● Passage provided
»»

The 2012 Applied Superconductivity Conference
November 18, 2012 (HE68)  The 2012 Applied Superconductivity Conference, held at the Portland Convention Center in Portland, Oregon, USA, from October 7 through October 12, set a record in attendance with 1,646 registered attendees representing 52 different countries. The Conference was chaired by Steve Gourlay of the Lawrence Berkeley National Laboratory (LBNL), Berkeley, California, USA.  The Program Committee was chaired by GianLuca Sabbi also of LBNL.
ASC 2012 marked the beginning of the second century of superconductivity. The last century has seen tremendous expansion of the field, from an extraordinary physical phenomenon confined to the laboratory to a broad variety of applications. It was clear from the level of participation, that the field of applied superconductivity is doing quite well after 100 years. The program committee did an excellent job in capturing the theme of “The Next Century of Superconductivity” in their choice of plenaries and the general technical program.
The technical program started on Monday, October 7th, with a plenary talk by Dr. Barry Muhlfelder from Stanford University titled “Gravity Probe B: Testing General Relativity in Space with Superconductive Gyroscopes.” This was followed by the IEEE CSC Awards ceremony.  The CSC website and ESNF (see “People”) provide details on these awards.  The Roger W. Boom Award of the Cryogenic Society of America was also presented.
At the end of the ceremonial session, Bruce Strauss remembered major scientific contributors to superconductivity that passed away recently.
This was followed by another plenary talk titled “Beyond the Helium Conundrum,” by Bartek Glowacki from the Institute of Power Engineering, Warsaw, Poland & University of Cambridge, Cambridge, UK.

««

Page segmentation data

»»

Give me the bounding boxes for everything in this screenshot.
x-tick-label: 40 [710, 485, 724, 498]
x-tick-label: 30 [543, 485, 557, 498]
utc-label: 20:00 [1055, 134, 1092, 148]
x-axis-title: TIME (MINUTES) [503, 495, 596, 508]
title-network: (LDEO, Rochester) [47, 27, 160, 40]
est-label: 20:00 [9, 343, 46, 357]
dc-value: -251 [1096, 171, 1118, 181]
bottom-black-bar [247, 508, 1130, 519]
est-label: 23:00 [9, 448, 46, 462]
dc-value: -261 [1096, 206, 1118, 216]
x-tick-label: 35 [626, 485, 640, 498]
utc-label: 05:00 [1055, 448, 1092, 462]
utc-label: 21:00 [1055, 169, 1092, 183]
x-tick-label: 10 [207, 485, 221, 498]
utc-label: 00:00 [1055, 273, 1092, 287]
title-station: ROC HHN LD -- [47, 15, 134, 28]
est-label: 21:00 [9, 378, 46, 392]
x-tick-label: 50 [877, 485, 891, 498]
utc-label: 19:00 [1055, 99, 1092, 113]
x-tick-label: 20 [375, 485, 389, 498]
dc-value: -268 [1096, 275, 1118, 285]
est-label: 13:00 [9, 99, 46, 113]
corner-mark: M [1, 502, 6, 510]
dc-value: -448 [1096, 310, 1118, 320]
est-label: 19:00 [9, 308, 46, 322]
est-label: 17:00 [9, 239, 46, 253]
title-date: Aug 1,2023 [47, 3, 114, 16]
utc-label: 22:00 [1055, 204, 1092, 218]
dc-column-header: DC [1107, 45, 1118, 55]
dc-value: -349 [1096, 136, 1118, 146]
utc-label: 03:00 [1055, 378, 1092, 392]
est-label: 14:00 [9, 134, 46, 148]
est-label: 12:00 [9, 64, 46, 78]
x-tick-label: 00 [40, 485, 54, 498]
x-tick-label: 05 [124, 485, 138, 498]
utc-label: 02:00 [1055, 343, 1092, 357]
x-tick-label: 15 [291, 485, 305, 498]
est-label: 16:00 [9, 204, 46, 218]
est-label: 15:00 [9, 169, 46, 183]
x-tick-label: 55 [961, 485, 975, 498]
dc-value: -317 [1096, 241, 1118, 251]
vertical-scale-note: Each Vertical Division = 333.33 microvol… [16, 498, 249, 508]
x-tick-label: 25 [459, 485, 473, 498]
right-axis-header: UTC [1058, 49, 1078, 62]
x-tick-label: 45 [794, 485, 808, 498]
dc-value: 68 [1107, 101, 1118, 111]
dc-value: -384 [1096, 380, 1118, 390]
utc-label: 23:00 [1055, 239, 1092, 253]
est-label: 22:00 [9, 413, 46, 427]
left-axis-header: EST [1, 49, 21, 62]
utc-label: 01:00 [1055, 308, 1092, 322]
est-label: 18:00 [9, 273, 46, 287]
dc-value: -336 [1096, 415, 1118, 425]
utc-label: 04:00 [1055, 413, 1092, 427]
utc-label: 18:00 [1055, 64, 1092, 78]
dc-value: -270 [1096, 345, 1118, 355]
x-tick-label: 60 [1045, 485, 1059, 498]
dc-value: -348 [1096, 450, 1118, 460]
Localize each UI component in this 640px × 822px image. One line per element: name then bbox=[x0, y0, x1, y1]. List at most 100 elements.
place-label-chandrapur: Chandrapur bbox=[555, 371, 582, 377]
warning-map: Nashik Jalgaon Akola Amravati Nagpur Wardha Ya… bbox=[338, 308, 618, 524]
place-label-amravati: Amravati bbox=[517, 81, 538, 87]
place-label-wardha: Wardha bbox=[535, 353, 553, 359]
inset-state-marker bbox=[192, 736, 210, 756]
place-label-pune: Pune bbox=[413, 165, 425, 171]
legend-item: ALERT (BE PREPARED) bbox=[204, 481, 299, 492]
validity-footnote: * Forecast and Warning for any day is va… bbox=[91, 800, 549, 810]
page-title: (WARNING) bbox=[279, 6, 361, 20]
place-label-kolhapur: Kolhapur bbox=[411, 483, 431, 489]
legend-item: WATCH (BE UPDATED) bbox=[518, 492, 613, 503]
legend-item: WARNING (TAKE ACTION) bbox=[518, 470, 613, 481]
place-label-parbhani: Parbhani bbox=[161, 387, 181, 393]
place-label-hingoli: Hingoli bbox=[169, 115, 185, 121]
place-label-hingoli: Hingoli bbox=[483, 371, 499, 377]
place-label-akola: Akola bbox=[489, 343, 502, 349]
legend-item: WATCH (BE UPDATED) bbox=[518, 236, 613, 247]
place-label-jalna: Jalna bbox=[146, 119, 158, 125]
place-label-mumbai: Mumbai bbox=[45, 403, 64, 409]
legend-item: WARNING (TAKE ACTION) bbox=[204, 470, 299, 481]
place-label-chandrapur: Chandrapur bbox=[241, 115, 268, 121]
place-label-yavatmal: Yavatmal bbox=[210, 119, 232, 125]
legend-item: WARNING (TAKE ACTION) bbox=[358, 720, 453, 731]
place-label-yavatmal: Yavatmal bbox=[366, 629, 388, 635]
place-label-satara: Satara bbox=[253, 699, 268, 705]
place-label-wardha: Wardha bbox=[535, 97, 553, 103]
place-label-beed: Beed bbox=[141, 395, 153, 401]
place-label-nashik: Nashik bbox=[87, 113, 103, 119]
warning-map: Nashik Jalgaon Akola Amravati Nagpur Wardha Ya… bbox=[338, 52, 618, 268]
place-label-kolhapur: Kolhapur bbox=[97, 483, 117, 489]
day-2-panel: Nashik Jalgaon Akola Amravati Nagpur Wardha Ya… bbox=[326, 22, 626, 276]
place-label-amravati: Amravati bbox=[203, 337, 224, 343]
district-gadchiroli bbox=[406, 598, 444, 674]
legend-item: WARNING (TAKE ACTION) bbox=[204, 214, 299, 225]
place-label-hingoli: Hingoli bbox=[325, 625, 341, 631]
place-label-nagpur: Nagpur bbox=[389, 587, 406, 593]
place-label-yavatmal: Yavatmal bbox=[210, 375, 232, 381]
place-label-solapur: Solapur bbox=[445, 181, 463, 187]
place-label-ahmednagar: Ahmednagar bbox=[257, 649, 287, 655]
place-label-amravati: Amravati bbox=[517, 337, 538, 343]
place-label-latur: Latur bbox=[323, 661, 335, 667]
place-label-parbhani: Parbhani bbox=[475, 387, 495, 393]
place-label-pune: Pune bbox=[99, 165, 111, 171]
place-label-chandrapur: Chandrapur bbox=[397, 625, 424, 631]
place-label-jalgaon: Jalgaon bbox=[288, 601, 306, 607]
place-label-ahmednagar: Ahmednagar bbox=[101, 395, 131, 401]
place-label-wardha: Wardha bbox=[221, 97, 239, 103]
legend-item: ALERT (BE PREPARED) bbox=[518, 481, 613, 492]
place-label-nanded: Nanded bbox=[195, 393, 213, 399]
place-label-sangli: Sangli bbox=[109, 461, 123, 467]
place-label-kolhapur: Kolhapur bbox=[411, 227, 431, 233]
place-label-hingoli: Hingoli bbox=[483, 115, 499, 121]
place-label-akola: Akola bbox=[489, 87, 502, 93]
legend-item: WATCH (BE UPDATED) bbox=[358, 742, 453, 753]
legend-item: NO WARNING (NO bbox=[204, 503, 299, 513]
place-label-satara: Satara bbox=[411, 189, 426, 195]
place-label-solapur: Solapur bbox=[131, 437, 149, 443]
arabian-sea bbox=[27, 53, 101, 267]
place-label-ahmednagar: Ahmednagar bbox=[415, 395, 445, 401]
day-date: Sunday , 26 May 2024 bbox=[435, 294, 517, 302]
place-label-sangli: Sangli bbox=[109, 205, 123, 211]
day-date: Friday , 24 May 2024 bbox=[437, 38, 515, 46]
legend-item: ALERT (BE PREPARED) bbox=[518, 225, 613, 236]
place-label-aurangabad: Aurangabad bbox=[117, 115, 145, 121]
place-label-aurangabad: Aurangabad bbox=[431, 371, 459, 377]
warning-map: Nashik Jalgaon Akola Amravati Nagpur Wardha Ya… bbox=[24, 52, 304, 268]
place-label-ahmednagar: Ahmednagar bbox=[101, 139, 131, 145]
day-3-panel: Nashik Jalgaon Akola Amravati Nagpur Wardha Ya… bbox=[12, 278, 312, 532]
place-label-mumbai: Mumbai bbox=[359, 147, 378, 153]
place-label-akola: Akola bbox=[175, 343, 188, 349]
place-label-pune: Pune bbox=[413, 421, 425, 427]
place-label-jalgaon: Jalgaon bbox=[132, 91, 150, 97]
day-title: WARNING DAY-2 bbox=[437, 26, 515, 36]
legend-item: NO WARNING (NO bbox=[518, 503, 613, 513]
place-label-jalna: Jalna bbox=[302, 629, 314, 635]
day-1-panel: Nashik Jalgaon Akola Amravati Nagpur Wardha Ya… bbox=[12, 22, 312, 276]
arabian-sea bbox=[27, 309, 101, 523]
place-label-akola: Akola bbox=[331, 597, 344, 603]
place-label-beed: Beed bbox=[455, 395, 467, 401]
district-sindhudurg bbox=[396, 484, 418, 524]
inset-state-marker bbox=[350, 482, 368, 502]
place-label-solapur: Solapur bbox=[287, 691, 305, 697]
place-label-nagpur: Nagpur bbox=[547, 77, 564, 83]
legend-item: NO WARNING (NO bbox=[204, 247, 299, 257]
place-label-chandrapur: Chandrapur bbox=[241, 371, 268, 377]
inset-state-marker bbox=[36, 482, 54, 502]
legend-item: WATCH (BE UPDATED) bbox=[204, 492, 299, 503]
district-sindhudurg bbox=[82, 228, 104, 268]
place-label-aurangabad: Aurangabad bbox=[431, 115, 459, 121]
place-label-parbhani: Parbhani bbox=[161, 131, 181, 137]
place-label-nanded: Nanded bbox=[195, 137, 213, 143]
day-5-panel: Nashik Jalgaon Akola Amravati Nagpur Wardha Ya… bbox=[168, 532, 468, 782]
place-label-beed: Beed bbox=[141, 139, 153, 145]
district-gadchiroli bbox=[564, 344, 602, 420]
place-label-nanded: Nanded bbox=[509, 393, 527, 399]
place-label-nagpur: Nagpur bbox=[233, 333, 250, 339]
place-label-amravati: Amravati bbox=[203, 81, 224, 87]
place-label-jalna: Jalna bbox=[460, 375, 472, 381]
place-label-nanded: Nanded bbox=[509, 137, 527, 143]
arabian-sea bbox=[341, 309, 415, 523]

««

● Assignment 1
Write out, word for word, the stretch of the account of the 2012 Applied Superconductivity Conference from "The technical program" through "was also presented.".
● Assignment 2
Answer these questions from the account of the 2012 Applied Superconductivity Conference:
(a) How many registered attendees did the conference have?
(b) Who gave the plenary talk titled "Beyond the Helium Conundrum"?
(c) Which award of the Cryogenic Society of America was presented?
● Assignment 3
Proceed with the account of the 2012 Applied Superconductivity Conference, starting after its final sentence.

● Exercise output 1
The technical program started on Monday, October 7th, with a plenary talk by Dr. Barry Muhlfelder from Stanford University titled “Gravity Probe B: Testing General Relativity in Space with Superconductive Gyroscopes.” This was followed by the IEEE CSC Awards ceremony.  The CSC website and ESNF (see “People”) provide details on these awards.  The Roger W. Boom Award of the Cryogenic Society of America was also presented.

● Exercise output 2
(a) 1,646
(b) Bartek Glowacki
(c) The Roger W. Boom Award

● Exercise output 3
Tuesday morning kicked off a series of talks celebrating the 50th anniversary of the discovery of the Josephson Effect with presentations by D. G. McDonald of Boulder, Colorado, USA and J. M. Rowell of Arizona State University, Tucson, Arizona, USA. Later in the day these were followed by four more talks on the topic by A. Silver, Colorado, USA, J. Clarke, University of California-Berkeley, Berkeley, California, USA, R. Kautz, National Institute of Standards and Technology, Boulder, CO, USA and K.K. Likharev, Stony Brook University, Stony Brook, NY, USA.
Wednesday morning began with a plenary talk titled “Recent Advances in Iron-based Superconductors: Actors are Ready,” by H. Hosono from the Frontier Research Center, Tokyo Institute of Technology, Yokohama, Japan.
Thursday began with a plenary dealing with one of the ultimate applications of superconductivity, the LHC and the search for the Higgs in a talk titled, “Superconductivity and the Quest for the Fundamental Law of the Universe,” by R. Aleksan from CEA Saclay, Cedex, France.
The conference was wrapped up with a plenary presentation by M. Beasley from the Geballe Laboratory, Stanford Univesity, Stanford, CA, USA titled, “The Search for New Superconductors from an Applications Perspective.”
Over 1,600 abstracts were submitted to the technical program committee chaired by GianLuca Sabbi of the Lawrence Berkeley National Laboratory. Of these, 1,332 were presented at the conference. The number of organized oral and poster sessions was similar as at the preceding ASC meetings.  Overall, 814 manuscripts were submitted to ASC for possible publication in IEEE Trans, Appl. Supercond. vol 23 (2013).  The highest number of manuscripts (188) originated from the US (some in collaborations with overseas).  Other countries contributing many manuscripts were Japan (192), Korea (104), China (81) and Germany (38).
The next ASC will be held in Charlotte, North Carolina, USA, from August 10 - 15, 2014. The Chair of that conference will be Elie Track of Hypres, Inc.